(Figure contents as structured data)
************

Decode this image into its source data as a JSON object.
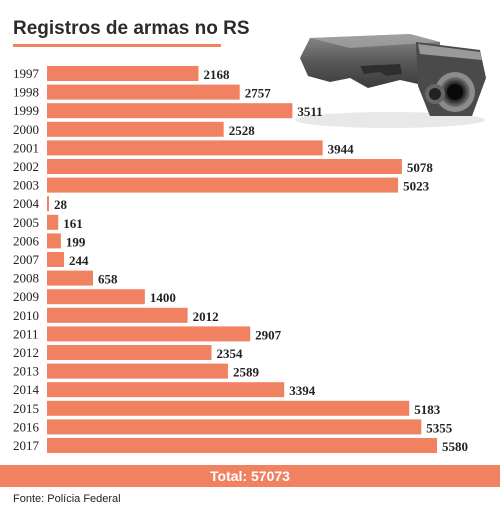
{
  "colors": {
    "bar": "#f08262",
    "accent": "#f08262",
    "text": "#222222"
  },
  "icons": {
    "gun": "pistol-image"
  },
  "total_label": "Total: 57073",
  "source": "Fonte: Polícia Federal",
  "chart_data": {
    "type": "bar",
    "orientation": "horizontal",
    "title": "Registros de armas no RS",
    "categories": [
      "1997",
      "1998",
      "1999",
      "2000",
      "2001",
      "2002",
      "2003",
      "2004",
      "2005",
      "2006",
      "2007",
      "2008",
      "2009",
      "2010",
      "2011",
      "2012",
      "2013",
      "2014",
      "2015",
      "2016",
      "2017"
    ],
    "values": [
      2168,
      2757,
      3511,
      2528,
      3944,
      5078,
      5023,
      28,
      161,
      199,
      244,
      658,
      1400,
      2012,
      2907,
      2354,
      2589,
      3394,
      5183,
      5355,
      5580
    ],
    "value_labels": [
      "2168",
      "2757",
      "3511",
      "2528",
      "3944",
      "5078",
      "5023",
      "28",
      "161",
      "199",
      "244",
      "658",
      "1400",
      "2012",
      "2907",
      "2354",
      "2589",
      "3394",
      "5183",
      "5355",
      "5580"
    ],
    "xlim": [
      0,
      5580
    ],
    "grid": false,
    "legend": "none"
  }
}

************

What you need to do
Copy out all the data exactly; skip the pictures.

Final result
Decode this image into its source data as a JSON object.
{
  "colors": {
    "bar": "#f08262",
    "accent": "#f08262",
    "text": "#222222"
  },
  "icons": {
    "gun": "pistol-image"
  },
  "total_label": "Total: 57073",
  "source": "Fonte: Polícia Federal",
  "chart_data": {
    "type": "bar",
    "orientation": "horizontal",
    "title": "Registros de armas no RS",
    "categories": [
      "1997",
      "1998",
      "1999",
      "2000",
      "2001",
      "2002",
      "2003",
      "2004",
      "2005",
      "2006",
      "2007",
      "2008",
      "2009",
      "2010",
      "2011",
      "2012",
      "2013",
      "2014",
      "2015",
      "2016",
      "2017"
    ],
    "values": [
      2168,
      2757,
      3511,
      2528,
      3944,
      5078,
      5023,
      28,
      161,
      199,
      244,
      658,
      1400,
      2012,
      2907,
      2354,
      2589,
      3394,
      5183,
      5355,
      5580
    ],
    "value_labels": [
      "2168",
      "2757",
      "3511",
      "2528",
      "3944",
      "5078",
      "5023",
      "28",
      "161",
      "199",
      "244",
      "658",
      "1400",
      "2012",
      "2907",
      "2354",
      "2589",
      "3394",
      "5183",
      "5355",
      "5580"
    ],
    "xlim": [
      0,
      5580
    ],
    "grid": false,
    "legend": "none"
  }
}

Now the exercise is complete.